**WHAT IS REQUIRED:** Report the count of lines below in which the string "Bars" occurs; include nothing else.
--*--
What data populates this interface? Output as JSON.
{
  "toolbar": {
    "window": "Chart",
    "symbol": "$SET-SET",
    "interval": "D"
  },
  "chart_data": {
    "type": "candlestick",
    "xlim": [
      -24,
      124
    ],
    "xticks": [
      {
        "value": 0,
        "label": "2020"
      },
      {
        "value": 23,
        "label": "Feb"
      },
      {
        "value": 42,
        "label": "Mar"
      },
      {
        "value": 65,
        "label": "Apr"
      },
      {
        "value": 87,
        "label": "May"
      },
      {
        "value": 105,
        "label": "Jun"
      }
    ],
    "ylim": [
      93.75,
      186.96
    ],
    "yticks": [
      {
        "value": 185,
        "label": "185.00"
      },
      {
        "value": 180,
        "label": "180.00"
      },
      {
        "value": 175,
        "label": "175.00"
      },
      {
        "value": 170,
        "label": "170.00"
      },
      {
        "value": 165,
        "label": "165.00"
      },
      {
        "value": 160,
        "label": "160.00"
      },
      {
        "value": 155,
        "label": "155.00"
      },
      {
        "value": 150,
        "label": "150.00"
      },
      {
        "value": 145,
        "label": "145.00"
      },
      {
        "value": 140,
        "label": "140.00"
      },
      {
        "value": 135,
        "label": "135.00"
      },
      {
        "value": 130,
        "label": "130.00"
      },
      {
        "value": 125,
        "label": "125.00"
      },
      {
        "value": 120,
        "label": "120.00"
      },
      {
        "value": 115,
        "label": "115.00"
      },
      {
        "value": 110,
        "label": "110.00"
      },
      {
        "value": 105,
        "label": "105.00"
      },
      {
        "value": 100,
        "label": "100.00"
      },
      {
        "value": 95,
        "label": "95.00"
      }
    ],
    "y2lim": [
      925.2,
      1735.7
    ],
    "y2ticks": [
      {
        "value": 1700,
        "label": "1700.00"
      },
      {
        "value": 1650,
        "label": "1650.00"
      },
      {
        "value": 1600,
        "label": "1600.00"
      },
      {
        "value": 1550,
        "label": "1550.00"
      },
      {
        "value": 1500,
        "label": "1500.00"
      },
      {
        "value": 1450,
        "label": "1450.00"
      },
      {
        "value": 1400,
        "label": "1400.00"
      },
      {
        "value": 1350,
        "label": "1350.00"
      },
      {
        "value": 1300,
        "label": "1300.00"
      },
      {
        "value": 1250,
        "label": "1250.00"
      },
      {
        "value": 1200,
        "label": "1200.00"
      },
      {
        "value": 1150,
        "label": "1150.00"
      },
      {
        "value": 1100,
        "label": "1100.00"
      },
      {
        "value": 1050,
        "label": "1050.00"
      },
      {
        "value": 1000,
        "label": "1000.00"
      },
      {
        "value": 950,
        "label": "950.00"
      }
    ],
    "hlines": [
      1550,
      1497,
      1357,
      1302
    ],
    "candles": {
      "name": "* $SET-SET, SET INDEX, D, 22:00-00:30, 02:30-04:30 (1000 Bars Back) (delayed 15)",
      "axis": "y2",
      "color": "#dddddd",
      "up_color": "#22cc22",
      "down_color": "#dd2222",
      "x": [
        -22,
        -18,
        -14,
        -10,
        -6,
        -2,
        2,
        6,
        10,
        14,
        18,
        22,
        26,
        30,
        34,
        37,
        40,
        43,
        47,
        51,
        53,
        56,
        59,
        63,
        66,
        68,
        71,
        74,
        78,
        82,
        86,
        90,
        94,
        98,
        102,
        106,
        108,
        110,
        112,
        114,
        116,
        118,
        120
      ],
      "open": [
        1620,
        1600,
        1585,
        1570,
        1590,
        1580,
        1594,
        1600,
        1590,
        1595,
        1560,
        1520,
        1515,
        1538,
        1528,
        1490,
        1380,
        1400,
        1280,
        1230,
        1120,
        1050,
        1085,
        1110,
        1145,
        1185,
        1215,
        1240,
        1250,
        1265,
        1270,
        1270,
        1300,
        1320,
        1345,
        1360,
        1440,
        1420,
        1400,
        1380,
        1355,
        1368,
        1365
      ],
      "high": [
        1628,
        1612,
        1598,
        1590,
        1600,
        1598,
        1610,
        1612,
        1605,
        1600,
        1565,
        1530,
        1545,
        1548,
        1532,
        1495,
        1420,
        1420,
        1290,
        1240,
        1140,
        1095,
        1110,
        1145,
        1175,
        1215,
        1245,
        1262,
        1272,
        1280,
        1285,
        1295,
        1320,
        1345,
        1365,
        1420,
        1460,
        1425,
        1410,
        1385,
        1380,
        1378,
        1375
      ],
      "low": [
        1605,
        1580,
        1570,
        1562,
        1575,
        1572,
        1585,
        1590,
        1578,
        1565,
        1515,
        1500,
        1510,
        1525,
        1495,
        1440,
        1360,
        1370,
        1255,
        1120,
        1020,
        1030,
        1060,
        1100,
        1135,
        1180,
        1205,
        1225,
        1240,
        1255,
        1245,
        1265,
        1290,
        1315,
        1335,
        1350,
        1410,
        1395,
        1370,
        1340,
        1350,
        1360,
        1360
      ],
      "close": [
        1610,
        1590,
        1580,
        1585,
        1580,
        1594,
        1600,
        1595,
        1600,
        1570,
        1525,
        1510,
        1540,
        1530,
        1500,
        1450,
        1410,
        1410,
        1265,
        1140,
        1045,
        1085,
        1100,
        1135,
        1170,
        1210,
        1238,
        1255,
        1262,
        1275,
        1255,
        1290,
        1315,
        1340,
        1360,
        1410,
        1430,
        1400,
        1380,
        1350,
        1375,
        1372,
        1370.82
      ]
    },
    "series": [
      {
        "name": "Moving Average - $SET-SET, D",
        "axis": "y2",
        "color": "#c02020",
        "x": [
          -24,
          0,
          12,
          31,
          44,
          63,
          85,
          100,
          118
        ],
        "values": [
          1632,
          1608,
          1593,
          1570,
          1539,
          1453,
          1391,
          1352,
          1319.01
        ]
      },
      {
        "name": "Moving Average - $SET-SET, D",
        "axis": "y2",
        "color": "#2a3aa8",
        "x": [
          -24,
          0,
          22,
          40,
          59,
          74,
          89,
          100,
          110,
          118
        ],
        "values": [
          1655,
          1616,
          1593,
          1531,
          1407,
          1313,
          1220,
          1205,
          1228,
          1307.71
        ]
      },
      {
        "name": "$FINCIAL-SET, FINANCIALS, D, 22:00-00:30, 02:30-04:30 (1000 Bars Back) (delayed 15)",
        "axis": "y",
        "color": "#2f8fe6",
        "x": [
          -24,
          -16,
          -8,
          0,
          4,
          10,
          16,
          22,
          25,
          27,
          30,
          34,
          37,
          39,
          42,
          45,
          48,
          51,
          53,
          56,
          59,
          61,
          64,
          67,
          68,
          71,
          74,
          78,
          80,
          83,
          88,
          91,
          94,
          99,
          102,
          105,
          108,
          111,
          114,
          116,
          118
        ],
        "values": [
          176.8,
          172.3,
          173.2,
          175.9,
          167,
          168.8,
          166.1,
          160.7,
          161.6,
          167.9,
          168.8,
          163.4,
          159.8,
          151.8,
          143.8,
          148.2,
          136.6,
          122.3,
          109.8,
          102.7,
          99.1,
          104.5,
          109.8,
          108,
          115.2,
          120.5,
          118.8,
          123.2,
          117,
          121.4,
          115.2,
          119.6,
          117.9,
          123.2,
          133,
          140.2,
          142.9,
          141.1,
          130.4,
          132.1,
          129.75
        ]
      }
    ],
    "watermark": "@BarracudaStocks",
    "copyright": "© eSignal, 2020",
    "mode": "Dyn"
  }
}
--*--
**FULL ANSWER:** 2